Recorded data
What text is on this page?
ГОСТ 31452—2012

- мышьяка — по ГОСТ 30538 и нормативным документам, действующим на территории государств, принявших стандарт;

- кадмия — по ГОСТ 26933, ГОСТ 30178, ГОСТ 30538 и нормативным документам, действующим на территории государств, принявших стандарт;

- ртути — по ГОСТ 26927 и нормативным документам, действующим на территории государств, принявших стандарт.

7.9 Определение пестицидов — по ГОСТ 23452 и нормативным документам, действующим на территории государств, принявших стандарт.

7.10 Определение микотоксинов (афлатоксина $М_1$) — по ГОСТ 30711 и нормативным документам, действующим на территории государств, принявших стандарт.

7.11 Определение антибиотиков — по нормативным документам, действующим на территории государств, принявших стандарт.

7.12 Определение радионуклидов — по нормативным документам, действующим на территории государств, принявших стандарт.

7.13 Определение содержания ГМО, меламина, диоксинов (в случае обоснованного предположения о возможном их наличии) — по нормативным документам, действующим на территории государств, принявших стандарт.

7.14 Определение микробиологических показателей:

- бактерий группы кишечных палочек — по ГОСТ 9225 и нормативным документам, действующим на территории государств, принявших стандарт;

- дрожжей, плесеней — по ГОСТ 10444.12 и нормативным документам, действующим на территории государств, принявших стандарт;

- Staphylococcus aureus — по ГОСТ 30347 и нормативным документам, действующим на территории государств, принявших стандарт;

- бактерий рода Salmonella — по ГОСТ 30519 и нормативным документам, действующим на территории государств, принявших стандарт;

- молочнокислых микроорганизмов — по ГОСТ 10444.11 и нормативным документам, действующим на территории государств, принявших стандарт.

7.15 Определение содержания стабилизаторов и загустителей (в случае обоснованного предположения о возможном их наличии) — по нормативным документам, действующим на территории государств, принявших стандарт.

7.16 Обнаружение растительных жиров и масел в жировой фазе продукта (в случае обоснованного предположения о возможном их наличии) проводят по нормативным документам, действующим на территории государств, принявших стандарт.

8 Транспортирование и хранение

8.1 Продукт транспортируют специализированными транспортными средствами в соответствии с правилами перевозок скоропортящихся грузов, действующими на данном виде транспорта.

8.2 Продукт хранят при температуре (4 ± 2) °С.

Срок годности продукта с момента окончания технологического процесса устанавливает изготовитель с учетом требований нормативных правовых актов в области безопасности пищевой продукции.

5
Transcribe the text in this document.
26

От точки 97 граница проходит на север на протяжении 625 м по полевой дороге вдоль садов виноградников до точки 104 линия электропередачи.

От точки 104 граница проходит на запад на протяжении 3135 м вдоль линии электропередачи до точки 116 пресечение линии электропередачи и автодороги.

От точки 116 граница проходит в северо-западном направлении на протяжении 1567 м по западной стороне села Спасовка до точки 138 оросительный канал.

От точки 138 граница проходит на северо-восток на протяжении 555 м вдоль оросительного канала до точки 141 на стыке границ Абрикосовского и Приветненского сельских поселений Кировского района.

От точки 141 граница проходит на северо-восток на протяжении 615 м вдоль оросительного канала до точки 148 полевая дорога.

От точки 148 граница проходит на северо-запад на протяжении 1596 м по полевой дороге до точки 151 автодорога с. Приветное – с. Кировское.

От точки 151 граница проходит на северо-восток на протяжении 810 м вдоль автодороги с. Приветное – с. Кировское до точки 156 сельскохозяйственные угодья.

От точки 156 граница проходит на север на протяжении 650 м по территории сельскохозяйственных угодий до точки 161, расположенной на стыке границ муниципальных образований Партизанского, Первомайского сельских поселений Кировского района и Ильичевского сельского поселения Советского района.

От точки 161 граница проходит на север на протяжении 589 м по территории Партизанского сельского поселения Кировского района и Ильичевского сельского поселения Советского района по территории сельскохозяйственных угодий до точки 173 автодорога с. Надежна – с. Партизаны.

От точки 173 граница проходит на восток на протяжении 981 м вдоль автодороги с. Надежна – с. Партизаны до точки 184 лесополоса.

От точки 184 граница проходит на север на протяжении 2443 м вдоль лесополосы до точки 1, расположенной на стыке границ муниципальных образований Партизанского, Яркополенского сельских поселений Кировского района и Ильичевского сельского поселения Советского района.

==

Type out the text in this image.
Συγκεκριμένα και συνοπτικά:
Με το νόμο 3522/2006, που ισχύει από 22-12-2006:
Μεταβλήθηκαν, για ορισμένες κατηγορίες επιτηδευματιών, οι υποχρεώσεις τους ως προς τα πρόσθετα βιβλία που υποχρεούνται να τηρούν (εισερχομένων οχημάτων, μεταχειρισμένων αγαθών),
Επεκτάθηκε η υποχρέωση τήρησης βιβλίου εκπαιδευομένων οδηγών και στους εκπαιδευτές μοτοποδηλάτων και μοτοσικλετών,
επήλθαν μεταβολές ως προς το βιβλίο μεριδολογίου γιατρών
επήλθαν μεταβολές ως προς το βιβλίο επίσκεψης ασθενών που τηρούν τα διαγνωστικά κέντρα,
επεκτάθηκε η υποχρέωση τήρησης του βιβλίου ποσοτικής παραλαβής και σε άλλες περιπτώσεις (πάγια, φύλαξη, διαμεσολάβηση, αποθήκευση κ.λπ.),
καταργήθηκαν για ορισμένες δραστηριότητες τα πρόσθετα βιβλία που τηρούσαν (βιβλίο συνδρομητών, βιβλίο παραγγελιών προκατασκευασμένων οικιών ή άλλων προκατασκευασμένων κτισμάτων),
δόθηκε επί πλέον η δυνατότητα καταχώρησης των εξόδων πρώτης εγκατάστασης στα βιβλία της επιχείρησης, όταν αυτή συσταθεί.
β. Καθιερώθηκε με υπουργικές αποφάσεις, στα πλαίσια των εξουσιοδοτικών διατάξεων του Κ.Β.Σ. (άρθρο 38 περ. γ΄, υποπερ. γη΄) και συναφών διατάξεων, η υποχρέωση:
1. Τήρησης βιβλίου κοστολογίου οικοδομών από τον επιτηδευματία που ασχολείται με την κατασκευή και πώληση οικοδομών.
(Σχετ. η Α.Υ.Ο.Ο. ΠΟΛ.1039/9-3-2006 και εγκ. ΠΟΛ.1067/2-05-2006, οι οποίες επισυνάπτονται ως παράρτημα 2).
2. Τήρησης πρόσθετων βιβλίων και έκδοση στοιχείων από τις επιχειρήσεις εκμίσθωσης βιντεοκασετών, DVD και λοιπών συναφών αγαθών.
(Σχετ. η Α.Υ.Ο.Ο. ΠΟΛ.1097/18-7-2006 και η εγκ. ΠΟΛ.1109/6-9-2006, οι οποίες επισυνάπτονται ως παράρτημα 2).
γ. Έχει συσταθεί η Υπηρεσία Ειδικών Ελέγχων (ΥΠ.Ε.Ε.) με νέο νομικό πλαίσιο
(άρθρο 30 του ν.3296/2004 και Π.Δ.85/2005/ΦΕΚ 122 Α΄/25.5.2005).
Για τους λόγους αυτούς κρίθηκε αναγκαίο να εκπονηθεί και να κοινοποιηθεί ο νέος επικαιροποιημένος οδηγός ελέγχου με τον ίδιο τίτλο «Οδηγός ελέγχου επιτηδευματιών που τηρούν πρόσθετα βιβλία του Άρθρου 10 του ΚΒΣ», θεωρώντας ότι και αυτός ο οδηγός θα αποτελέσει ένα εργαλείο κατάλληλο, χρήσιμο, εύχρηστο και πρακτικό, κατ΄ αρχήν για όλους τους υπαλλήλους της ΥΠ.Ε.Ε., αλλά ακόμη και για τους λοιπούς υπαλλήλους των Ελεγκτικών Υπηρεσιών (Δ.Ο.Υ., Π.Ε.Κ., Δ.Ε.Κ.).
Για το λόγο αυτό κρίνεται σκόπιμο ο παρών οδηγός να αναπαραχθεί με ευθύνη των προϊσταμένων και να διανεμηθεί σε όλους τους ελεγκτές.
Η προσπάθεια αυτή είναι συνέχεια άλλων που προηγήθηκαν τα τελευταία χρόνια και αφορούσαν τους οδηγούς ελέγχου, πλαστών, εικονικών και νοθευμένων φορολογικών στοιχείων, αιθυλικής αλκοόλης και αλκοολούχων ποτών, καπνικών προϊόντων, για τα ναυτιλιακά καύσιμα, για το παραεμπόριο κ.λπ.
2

PROBLEM TO WORK ON:
From the entries, report each line that includes the word "бактерий".

RESULT OF THIS TASK:
- бактерий группы кишечных палочек — по ГОСТ 9225 и нормативным документам, действующим на территории государств, принявших стандарт;
- бактерий рода Salmonella — по ГОСТ 30519 и нормативным документам, действующим на территории государств, принявших стандарт;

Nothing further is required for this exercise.